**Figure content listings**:
________________

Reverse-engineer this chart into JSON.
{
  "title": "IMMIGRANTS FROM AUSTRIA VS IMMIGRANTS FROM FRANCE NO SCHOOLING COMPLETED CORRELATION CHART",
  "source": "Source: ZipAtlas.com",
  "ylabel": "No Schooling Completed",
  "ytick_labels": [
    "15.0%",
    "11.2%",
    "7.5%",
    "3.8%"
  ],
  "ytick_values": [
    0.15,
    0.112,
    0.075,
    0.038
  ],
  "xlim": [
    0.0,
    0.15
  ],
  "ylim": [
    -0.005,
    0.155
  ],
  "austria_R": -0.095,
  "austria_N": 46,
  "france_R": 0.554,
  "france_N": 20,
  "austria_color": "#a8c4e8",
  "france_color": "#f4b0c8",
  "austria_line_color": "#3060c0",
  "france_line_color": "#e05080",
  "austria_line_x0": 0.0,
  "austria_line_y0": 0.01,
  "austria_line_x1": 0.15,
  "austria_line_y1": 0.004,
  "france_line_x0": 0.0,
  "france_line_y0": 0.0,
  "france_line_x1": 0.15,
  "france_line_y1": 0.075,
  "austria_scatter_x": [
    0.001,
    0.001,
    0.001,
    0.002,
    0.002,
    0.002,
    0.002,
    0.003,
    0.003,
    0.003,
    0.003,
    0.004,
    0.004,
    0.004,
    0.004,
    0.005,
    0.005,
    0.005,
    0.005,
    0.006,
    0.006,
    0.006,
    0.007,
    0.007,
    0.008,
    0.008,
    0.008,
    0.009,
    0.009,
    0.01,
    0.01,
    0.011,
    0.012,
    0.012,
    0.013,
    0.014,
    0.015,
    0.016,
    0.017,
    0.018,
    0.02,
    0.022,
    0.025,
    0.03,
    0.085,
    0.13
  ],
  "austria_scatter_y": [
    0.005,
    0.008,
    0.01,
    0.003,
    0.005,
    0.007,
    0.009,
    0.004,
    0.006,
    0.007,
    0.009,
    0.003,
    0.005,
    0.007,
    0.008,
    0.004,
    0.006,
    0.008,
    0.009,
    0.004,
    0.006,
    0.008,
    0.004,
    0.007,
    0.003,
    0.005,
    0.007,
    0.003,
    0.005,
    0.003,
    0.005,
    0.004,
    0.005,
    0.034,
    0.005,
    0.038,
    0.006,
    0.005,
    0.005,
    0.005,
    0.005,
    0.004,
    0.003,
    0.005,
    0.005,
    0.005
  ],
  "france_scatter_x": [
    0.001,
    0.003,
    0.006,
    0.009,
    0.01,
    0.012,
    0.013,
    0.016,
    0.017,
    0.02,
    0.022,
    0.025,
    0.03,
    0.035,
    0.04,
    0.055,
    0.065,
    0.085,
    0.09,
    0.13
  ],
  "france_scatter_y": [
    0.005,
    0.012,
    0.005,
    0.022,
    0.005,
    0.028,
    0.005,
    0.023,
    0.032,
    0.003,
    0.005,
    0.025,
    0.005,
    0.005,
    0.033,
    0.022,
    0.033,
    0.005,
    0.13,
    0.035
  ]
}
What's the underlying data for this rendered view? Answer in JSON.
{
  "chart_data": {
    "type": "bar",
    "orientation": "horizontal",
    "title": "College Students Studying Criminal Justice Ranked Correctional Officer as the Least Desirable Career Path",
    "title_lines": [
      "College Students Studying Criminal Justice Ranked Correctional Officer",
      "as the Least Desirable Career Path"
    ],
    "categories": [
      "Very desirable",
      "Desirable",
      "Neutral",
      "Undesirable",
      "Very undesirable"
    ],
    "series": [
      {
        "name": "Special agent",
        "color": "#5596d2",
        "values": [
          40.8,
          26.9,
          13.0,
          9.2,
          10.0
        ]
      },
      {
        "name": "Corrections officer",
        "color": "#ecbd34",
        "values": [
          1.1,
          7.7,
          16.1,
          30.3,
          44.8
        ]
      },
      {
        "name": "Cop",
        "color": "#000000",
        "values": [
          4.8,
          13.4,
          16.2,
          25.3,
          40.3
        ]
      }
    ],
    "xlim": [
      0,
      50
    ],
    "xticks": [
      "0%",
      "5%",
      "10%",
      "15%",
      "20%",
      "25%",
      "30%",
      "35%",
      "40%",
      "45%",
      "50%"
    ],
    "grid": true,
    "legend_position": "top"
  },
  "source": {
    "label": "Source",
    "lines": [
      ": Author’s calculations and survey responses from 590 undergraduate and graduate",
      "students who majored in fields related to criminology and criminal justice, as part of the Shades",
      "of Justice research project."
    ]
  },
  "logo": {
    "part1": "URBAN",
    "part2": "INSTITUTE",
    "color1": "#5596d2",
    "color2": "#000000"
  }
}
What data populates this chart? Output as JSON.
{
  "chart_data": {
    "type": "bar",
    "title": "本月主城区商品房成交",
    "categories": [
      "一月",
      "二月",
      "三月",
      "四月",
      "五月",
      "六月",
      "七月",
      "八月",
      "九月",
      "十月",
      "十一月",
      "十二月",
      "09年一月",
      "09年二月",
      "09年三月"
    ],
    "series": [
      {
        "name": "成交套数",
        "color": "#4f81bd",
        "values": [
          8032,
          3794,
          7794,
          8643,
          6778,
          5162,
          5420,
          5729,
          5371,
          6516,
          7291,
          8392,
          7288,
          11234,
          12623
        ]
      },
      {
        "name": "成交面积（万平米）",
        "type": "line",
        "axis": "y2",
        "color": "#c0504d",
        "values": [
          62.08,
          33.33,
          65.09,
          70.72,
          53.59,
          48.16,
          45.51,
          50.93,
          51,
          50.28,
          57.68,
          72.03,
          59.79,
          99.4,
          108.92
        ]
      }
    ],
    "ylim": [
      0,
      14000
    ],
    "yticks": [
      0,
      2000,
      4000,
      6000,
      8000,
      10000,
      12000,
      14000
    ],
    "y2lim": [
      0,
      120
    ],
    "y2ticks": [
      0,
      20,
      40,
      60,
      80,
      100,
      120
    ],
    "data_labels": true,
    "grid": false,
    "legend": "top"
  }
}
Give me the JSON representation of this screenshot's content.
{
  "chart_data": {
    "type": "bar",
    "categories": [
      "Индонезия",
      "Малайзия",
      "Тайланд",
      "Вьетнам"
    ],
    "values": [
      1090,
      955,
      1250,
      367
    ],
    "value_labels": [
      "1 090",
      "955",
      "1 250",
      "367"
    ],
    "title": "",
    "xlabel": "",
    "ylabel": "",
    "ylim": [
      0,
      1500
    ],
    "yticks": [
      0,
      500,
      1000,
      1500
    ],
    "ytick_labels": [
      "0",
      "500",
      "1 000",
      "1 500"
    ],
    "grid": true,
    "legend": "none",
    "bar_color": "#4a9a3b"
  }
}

________________

**Brief**:
Set down all of the entries exactly, please.

**Exercise response**:
Reverse-engineer this chart into JSON.
{
  "title": "IMMIGRANTS FROM AUSTRIA VS IMMIGRANTS FROM FRANCE NO SCHOOLING COMPLETED CORRELATION CHART",
  "source": "Source: ZipAtlas.com",
  "ylabel": "No Schooling Completed",
  "ytick_labels": [
    "15.0%",
    "11.2%",
    "7.5%",
    "3.8%"
  ],
  "ytick_values": [
    0.15,
    0.112,
    0.075,
    0.038
  ],
  "xlim": [
    0.0,
    0.15
  ],
  "ylim": [
    -0.005,
    0.155
  ],
  "austria_R": -0.095,
  "austria_N": 46,
  "france_R": 0.554,
  "france_N": 20,
  "austria_color": "#a8c4e8",
  "france_color": "#f4b0c8",
  "austria_line_color": "#3060c0",
  "france_line_color": "#e05080",
  "austria_line_x0": 0.0,
  "austria_line_y0": 0.01,
  "austria_line_x1": 0.15,
  "austria_line_y1": 0.004,
  "france_line_x0": 0.0,
  "france_line_y0": 0.0,
  "france_line_x1": 0.15,
  "france_line_y1": 0.075,
  "austria_scatter_x": [
    0.001,
    0.001,
    0.001,
    0.002,
    0.002,
    0.002,
    0.002,
    0.003,
    0.003,
    0.003,
    0.003,
    0.004,
    0.004,
    0.004,
    0.004,
    0.005,
    0.005,
    0.005,
    0.005,
    0.006,
    0.006,
    0.006,
    0.007,
    0.007,
    0.008,
    0.008,
    0.008,
    0.009,
    0.009,
    0.01,
    0.01,
    0.011,
    0.012,
    0.012,
    0.013,
    0.014,
    0.015,
    0.016,
    0.017,
    0.018,
    0.02,
    0.022,
    0.025,
    0.03,
    0.085,
    0.13
  ],
  "austria_scatter_y": [
    0.005,
    0.008,
    0.01,
    0.003,
    0.005,
    0.007,
    0.009,
    0.004,
    0.006,
    0.007,
    0.009,
    0.003,
    0.005,
    0.007,
    0.008,
    0.004,
    0.006,
    0.008,
    0.009,
    0.004,
    0.006,
    0.008,
    0.004,
    0.007,
    0.003,
    0.005,
    0.007,
    0.003,
    0.005,
    0.003,
    0.005,
    0.004,
    0.005,
    0.034,
    0.005,
    0.038,
    0.006,
    0.005,
    0.005,
    0.005,
    0.005,
    0.004,
    0.003,
    0.005,
    0.005,
    0.005
  ],
  "france_scatter_x": [
    0.001,
    0.003,
    0.006,
    0.009,
    0.01,
    0.012,
    0.013,
    0.016,
    0.017,
    0.02,
    0.022,
    0.025,
    0.03,
    0.035,
    0.04,
    0.055,
    0.065,
    0.085,
    0.09,
    0.13
  ],
  "france_scatter_y": [
    0.005,
    0.012,
    0.005,
    0.022,
    0.005,
    0.028,
    0.005,
    0.023,
    0.032,
    0.003,
    0.005,
    0.025,
    0.005,
    0.005,
    0.033,
    0.022,
    0.033,
    0.005,
    0.13,
    0.035
  ]
}
What's the underlying data for this rendered view? Answer in JSON.
{
  "chart_data": {
    "type": "bar",
    "orientation": "horizontal",
    "title": "College Students Studying Criminal Justice Ranked Correctional Officer as the Least Desirable Career Path",
    "title_lines": [
      "College Students Studying Criminal Justice Ranked Correctional Officer",
      "as the Least Desirable Career Path"
    ],
    "categories": [
      "Very desirable",
      "Desirable",
      "Neutral",
      "Undesirable",
      "Very undesirable"
    ],
    "series": [
      {
        "name": "Special agent",
        "color": "#5596d2",
        "values": [
          40.8,
          26.9,
          13.0,
          9.2,
          10.0
        ]
      },
      {
        "name": "Corrections officer",
        "color": "#ecbd34",
        "values": [
          1.1,
          7.7,
          16.1,
          30.3,
          44.8
        ]
      },
      {
        "name": "Cop",
        "color": "#000000",
        "values": [
          4.8,
          13.4,
          16.2,
          25.3,
          40.3
        ]
      }
    ],
    "xlim": [
      0,
      50
    ],
    "xticks": [
      "0%",
      "5%",
      "10%",
      "15%",
      "20%",
      "25%",
      "30%",
      "35%",
      "40%",
      "45%",
      "50%"
    ],
    "grid": true,
    "legend_position": "top"
  },
  "source": {
    "label": "Source",
    "lines": [
      ": Author’s calculations and survey responses from 590 undergraduate and graduate",
      "students who majored in fields related to criminology and criminal justice, as part of the Shades",
      "of Justice research project."
    ]
  },
  "logo": {
    "part1": "URBAN",
    "part2": "INSTITUTE",
    "color1": "#5596d2",
    "color2": "#000000"
  }
}
What data populates this chart? Output as JSON.
{
  "chart_data": {
    "type": "bar",
    "title": "本月主城区商品房成交",
    "categories": [
      "一月",
      "二月",
      "三月",
      "四月",
      "五月",
      "六月",
      "七月",
      "八月",
      "九月",
      "十月",
      "十一月",
      "十二月",
      "09年一月",
      "09年二月",
      "09年三月"
    ],
    "series": [
      {
        "name": "成交套数",
        "color": "#4f81bd",
        "values": [
          8032,
          3794,
          7794,
          8643,
          6778,
          5162,
          5420,
          5729,
          5371,
          6516,
          7291,
          8392,
          7288,
          11234,
          12623
        ]
      },
      {
        "name": "成交面积（万平米）",
        "type": "line",
        "axis": "y2",
        "color": "#c0504d",
        "values": [
          62.08,
          33.33,
          65.09,
          70.72,
          53.59,
          48.16,
          45.51,
          50.93,
          51,
          50.28,
          57.68,
          72.03,
          59.79,
          99.4,
          108.92
        ]
      }
    ],
    "ylim": [
      0,
      14000
    ],
    "yticks": [
      0,
      2000,
      4000,
      6000,
      8000,
      10000,
      12000,
      14000
    ],
    "y2lim": [
      0,
      120
    ],
    "y2ticks": [
      0,
      20,
      40,
      60,
      80,
      100,
      120
    ],
    "data_labels": true,
    "grid": false,
    "legend": "top"
  }
}
Give me the JSON representation of this screenshot's content.
{
  "chart_data": {
    "type": "bar",
    "categories": [
      "Индонезия",
      "Малайзия",
      "Тайланд",
      "Вьетнам"
    ],
    "values": [
      1090,
      955,
      1250,
      367
    ],
    "value_labels": [
      "1 090",
      "955",
      "1 250",
      "367"
    ],
    "title": "",
    "xlabel": "",
    "ylabel": "",
    "ylim": [
      0,
      1500
    ],
    "yticks": [
      0,
      500,
      1000,
      1500
    ],
    "ytick_labels": [
      "0",
      "500",
      "1 000",
      "1 500"
    ],
    "grid": true,
    "legend": "none",
    "bar_color": "#4a9a3b"
  }
}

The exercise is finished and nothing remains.